### STORED ROWS
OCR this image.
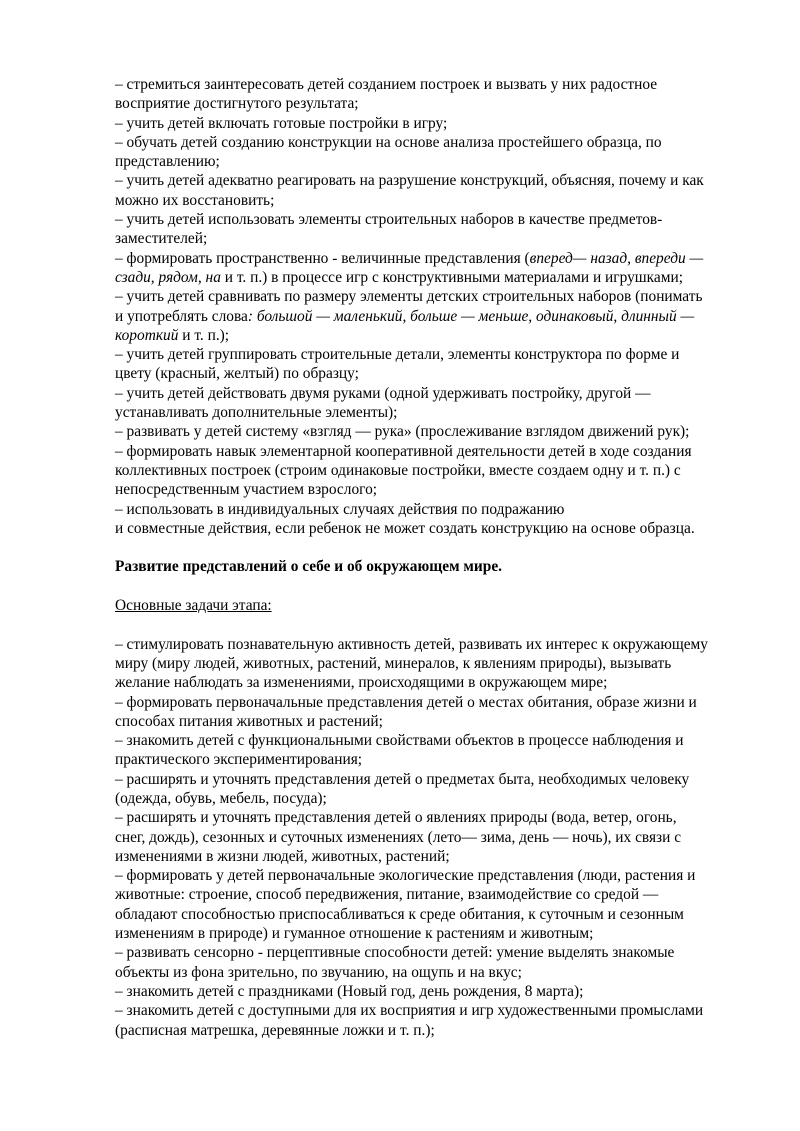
– стремиться заинтересовать детей созданием построек и вызвать у них радостное
восприятие достигнутого результата;

– учить детей включать готовые постройки в игру;

– обучать детей созданию конструкции на основе анализа простейшего образца, по
представлению;

– учить детей адекватно реагировать на разрушение конструкций, объясняя, почему и как
можно их восстановить;

– учить детей использовать элементы строительных наборов в качестве предметов-
заместителей;

– формировать пространственно - величинные представления (вперед— назад, впереди —
сзади, рядом, на и т. п.) в процессе игр с конструктивными материалами и игрушками;

– учить детей сравнивать по размеру элементы детских строительных наборов (понимать
и употреблять слова: большой — маленький, больше — меньше, одинаковый, длинный —
короткий и т. п.);

– учить детей группировать строительные детали, элементы конструктора по форме и
цвету (красный, желтый) по образцу;

– учить детей действовать двумя руками (одной удерживать постройку, другой —
устанавливать дополнительные элементы);

– развивать у детей систему «взгляд — рука» (прослеживание взглядом движений рук);

– формировать навык элементарной кооперативной деятельности детей в ходе создания
коллективных построек (строим одинаковые постройки, вместе создаем одну и т. п.) с
непосредственным участием взрослого;

– использовать в индивидуальных случаях действия по подражанию
и совместные действия, если ребенок не может создать конструкцию на основе образца.

Развитие представлений о себе и об окружающем мире.

Основные задачи этапа:

– стимулировать познавательную активность детей, развивать их интерес к окружающему
миру (миру людей, животных, растений, минералов, к явлениям природы), вызывать
желание наблюдать за изменениями, происходящими в окружающем мире;

– формировать первоначальные представления детей о местах обитания, образе жизни и
способах питания животных и растений;

– знакомить детей с функциональными свойствами объектов в процессе наблюдения и
практического экспериментирования;

– расширять и уточнять представления детей о предметах быта, необходимых человеку
(одежда, обувь, мебель, посуда);

– расширять и уточнять представления детей о явлениях природы (вода, ветер, огонь,
снег, дождь), сезонных и суточных изменениях (лето— зима, день — ночь), их связи с
изменениями в жизни людей, животных, растений;

– формировать у детей первоначальные экологические представления (люди, растения и
животные: строение, способ передвижения, питание, взаимодействие со средой —
обладают способностью приспосабливаться к среде обитания, к суточным и сезонным
изменениям в природе) и гуманное отношение к растениям и животным;

– развивать сенсорно - перцептивные способности детей: умение выделять знакомые
объекты из фона зрительно, по звучанию, на ощупь и на вкус;

– знакомить детей с праздниками (Новый год, день рождения, 8 марта);

– знакомить детей с доступными для их восприятия и игр художественными промыслами
(расписная матрешка, деревянные ложки и т. п.);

### TASK DIRECTIONS
For each line above that contains the word "людей", copy that line.

### SOLUTION FOR THIS EXERCISE
миру (миру людей, животных, растений, минералов, к явлениям природы), вызывать
изменениями в жизни людей, животных, растений;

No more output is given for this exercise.